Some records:
'''
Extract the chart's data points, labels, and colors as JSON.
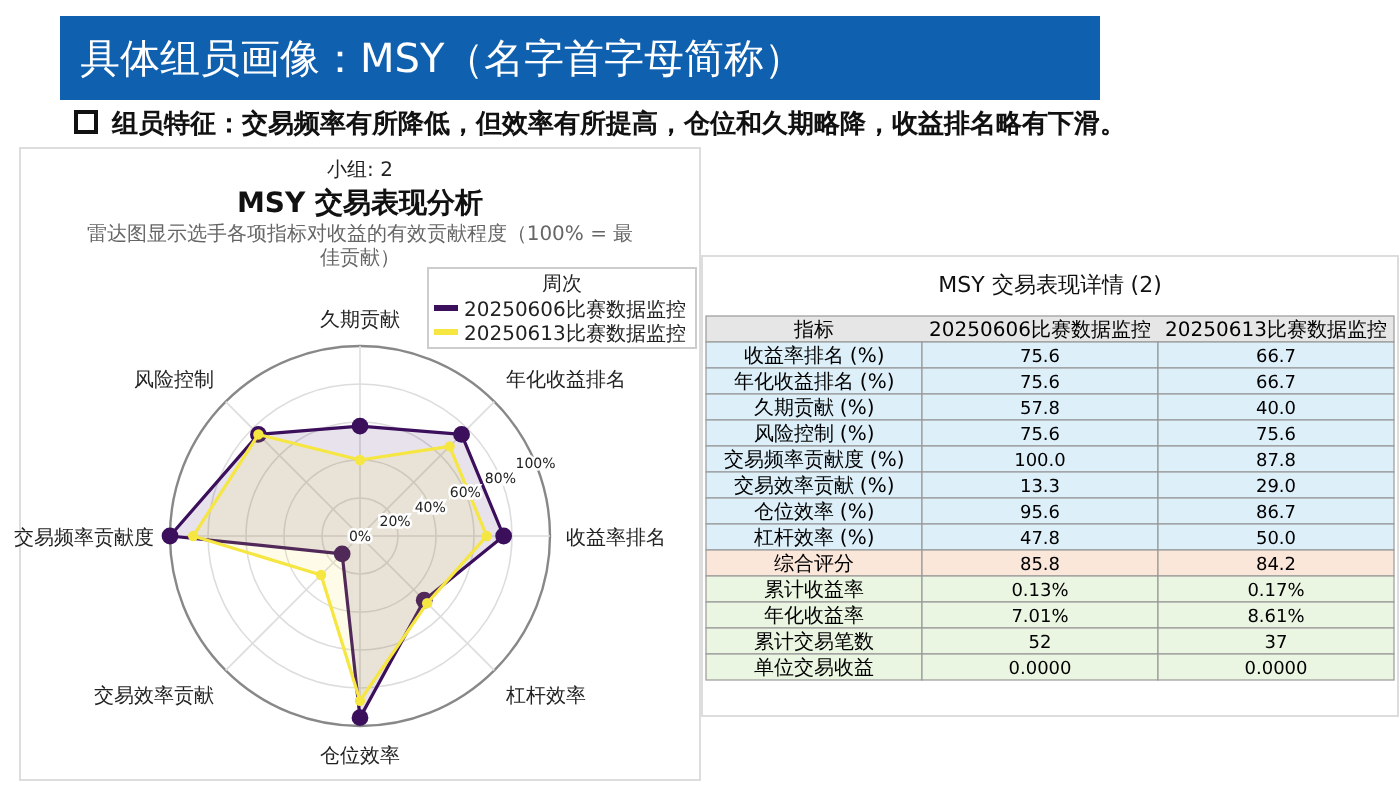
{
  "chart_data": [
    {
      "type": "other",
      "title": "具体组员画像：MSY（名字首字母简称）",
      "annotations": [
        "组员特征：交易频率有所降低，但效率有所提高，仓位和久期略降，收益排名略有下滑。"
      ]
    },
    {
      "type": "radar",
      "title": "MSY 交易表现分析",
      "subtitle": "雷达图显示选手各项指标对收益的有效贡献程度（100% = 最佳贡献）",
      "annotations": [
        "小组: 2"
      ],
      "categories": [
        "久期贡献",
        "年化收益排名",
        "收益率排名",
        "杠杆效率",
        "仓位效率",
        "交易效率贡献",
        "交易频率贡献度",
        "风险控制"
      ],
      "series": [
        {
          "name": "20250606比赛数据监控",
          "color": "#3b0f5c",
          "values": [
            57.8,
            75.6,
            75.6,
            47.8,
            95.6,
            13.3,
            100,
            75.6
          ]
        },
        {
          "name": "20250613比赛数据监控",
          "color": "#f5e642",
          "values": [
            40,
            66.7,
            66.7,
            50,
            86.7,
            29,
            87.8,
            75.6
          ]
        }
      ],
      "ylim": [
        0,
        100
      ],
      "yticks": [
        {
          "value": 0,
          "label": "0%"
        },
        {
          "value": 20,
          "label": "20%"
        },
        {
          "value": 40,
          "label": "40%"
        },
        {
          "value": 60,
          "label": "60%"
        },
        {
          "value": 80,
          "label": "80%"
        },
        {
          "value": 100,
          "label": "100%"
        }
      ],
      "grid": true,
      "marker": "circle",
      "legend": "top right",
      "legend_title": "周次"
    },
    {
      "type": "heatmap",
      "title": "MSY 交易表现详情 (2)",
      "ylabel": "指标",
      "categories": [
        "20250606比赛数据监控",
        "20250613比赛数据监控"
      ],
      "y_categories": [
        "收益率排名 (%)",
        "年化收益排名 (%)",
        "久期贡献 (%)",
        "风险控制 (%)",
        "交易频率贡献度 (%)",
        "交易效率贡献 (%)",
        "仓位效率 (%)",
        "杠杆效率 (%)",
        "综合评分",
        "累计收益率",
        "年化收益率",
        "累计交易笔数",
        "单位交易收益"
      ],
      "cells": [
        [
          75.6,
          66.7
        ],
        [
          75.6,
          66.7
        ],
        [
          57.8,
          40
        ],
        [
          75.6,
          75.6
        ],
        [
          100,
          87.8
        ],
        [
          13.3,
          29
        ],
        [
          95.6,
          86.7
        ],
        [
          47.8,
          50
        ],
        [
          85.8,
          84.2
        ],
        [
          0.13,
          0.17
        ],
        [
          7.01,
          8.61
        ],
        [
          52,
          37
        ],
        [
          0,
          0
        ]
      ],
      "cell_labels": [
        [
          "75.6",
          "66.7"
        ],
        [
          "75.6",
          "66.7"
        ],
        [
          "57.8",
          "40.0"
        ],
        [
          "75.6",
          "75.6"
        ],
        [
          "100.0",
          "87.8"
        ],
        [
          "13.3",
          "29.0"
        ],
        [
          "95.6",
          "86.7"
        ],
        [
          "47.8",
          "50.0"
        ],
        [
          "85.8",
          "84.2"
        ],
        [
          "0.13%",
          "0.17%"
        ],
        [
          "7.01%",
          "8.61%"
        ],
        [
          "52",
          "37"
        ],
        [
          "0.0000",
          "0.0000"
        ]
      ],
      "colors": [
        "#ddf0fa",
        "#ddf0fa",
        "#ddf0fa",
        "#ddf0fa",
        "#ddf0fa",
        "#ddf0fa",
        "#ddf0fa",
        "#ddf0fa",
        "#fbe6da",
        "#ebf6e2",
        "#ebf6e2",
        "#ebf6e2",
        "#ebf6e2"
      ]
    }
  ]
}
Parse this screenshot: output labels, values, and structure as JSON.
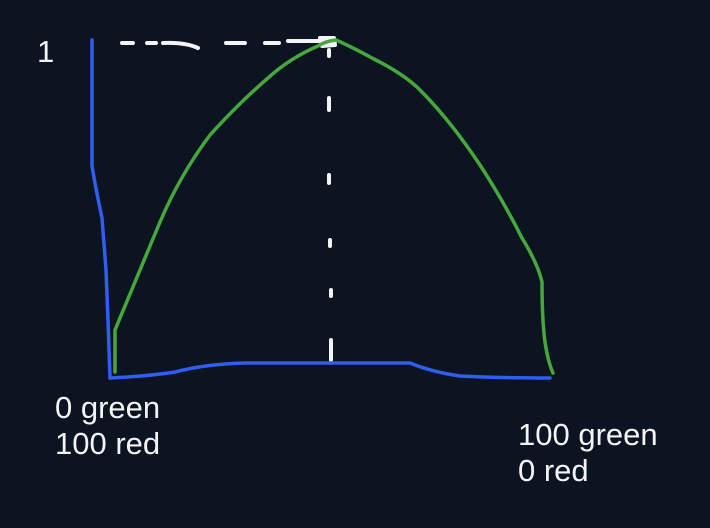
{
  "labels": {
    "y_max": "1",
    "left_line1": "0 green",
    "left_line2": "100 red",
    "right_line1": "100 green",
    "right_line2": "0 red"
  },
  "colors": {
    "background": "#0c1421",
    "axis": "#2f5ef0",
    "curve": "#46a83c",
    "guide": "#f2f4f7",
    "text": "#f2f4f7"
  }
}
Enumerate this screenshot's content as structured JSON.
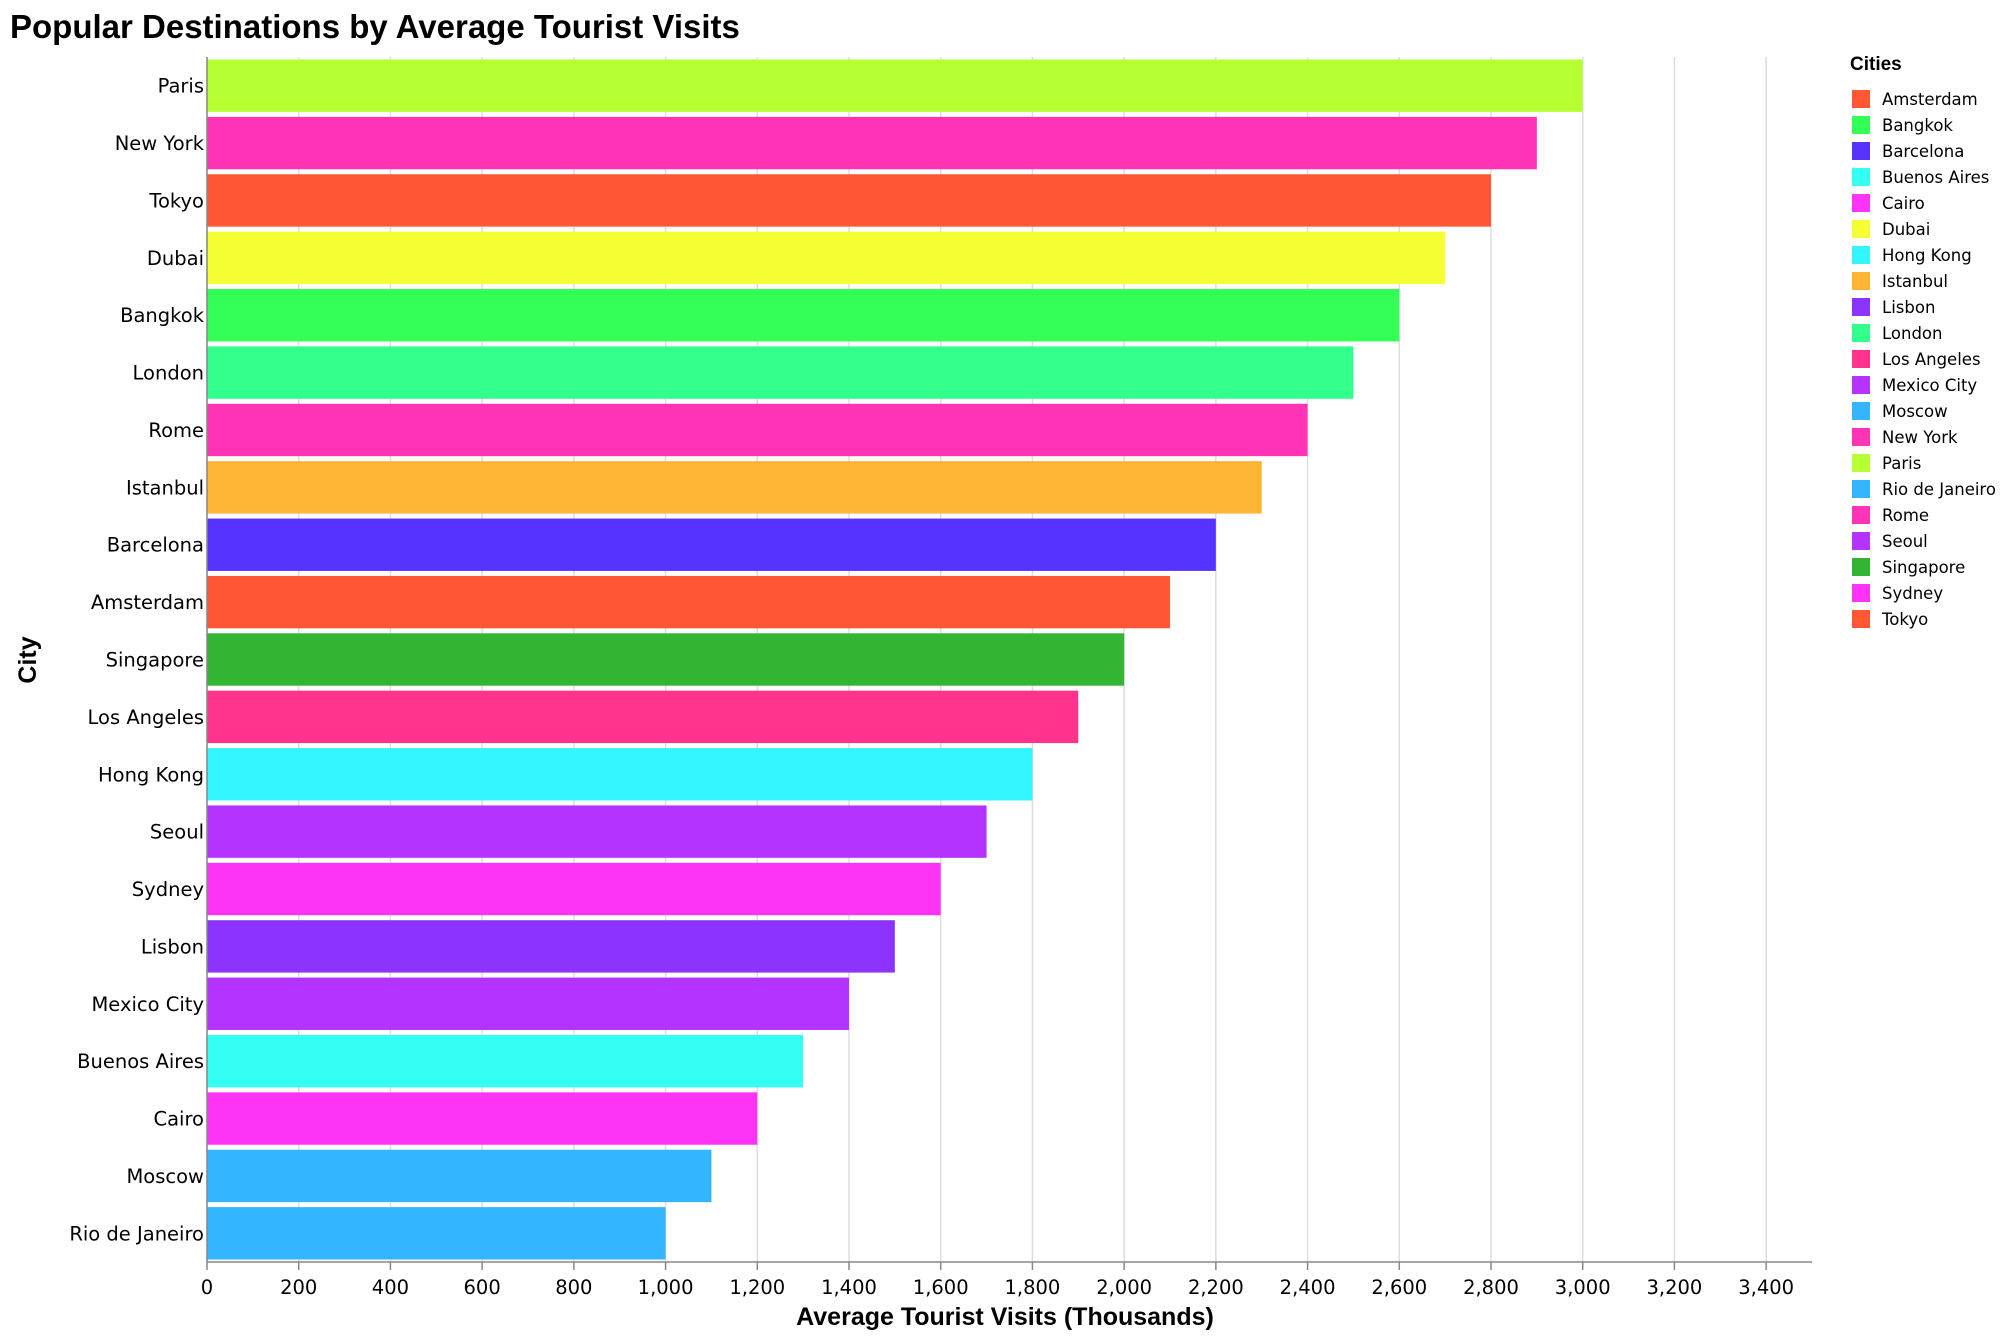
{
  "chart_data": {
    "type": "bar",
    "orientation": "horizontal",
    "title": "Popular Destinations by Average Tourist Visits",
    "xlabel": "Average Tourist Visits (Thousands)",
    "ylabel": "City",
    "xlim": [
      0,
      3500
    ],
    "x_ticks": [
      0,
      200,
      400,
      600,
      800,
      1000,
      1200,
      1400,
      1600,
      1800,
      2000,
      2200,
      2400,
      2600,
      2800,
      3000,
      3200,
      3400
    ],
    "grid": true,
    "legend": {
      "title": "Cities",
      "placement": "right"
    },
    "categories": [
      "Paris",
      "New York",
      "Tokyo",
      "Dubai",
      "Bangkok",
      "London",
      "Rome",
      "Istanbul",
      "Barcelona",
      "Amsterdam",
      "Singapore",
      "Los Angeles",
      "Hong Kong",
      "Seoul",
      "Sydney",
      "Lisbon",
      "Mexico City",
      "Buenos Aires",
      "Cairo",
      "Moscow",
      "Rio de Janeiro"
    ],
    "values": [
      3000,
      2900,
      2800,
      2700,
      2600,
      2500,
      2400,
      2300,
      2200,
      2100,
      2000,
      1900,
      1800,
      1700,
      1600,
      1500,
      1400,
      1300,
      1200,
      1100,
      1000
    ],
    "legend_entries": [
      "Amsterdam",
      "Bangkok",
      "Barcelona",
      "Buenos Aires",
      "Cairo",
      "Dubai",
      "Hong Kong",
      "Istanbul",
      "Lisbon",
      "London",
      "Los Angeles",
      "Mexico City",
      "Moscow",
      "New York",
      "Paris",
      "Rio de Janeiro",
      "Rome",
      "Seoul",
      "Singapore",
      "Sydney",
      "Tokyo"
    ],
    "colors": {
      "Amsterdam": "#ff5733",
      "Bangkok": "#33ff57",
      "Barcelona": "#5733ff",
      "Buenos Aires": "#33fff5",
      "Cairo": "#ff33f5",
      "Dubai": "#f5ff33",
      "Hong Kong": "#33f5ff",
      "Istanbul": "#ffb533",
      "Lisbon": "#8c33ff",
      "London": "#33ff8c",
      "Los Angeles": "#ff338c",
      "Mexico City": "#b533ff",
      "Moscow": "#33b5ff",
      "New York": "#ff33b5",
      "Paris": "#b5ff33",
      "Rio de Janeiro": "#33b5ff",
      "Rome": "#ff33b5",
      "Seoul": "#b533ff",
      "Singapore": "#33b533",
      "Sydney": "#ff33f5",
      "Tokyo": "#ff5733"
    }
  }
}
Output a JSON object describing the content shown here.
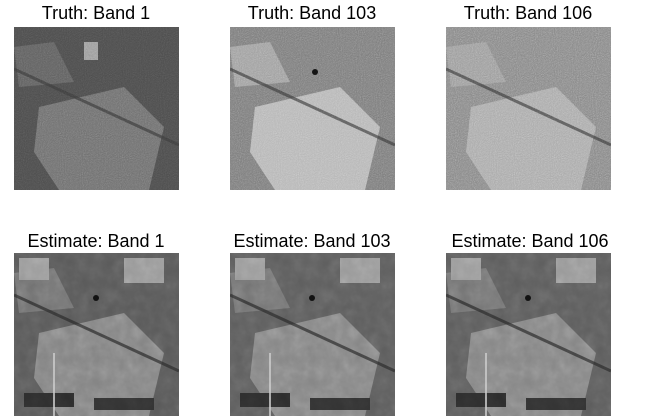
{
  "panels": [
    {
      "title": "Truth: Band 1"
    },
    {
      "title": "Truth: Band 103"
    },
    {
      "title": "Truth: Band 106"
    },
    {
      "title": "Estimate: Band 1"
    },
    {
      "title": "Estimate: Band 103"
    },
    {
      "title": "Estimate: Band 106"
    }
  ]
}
'''
PROBLEM STATEMENT:
Search the lines for the string "City" and copy every line that has it.

WRITTEN SOLUTION:
    "ylabel": "City",
      "Mexico City",
      "Mexico City",
      "Mexico City": "#b533ff",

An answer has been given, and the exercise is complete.